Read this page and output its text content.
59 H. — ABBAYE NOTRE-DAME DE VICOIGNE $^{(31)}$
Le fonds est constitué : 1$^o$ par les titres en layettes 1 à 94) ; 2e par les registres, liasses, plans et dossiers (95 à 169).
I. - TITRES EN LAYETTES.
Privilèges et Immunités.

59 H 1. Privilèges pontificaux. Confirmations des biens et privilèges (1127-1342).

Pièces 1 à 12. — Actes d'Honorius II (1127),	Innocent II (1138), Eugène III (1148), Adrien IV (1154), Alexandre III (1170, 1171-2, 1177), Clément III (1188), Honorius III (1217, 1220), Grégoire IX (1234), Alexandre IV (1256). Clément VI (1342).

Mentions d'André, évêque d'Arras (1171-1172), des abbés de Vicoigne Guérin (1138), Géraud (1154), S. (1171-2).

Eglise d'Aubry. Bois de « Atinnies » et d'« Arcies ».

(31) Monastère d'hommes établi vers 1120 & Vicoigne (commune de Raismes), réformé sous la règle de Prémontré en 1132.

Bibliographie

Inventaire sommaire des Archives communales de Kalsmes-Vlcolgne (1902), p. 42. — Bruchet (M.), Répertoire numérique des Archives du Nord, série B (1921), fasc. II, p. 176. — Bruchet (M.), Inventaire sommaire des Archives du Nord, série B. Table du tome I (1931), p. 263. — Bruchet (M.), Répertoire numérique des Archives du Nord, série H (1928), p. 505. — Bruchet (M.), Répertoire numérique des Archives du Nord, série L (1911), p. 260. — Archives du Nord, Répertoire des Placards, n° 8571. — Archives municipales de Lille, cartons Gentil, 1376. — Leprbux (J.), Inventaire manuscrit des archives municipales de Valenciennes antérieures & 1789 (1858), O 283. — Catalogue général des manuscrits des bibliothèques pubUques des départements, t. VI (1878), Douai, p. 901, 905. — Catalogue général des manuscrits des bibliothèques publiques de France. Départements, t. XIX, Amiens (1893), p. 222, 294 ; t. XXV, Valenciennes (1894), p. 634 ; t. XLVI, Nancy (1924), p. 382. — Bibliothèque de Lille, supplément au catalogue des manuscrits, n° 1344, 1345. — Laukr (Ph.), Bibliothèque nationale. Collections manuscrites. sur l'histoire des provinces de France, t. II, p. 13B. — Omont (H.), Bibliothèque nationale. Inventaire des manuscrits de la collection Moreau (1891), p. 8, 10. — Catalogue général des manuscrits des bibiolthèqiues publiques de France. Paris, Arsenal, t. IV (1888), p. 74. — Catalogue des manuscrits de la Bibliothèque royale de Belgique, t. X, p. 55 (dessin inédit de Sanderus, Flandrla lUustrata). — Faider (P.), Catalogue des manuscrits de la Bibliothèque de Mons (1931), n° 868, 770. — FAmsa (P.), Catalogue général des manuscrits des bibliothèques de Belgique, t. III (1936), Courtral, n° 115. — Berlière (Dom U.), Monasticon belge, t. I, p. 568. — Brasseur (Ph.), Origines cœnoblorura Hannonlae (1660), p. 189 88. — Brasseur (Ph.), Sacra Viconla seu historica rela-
————————
WHAT THE TASK ASKS — Copy the lines from the entries above in which the word "Privilèges" appears.

WRITTEN ANSWER —
Privilèges et Immunités.
59 H 1. Privilèges pontificaux. Confirmations des biens et privilèges (1127-1342).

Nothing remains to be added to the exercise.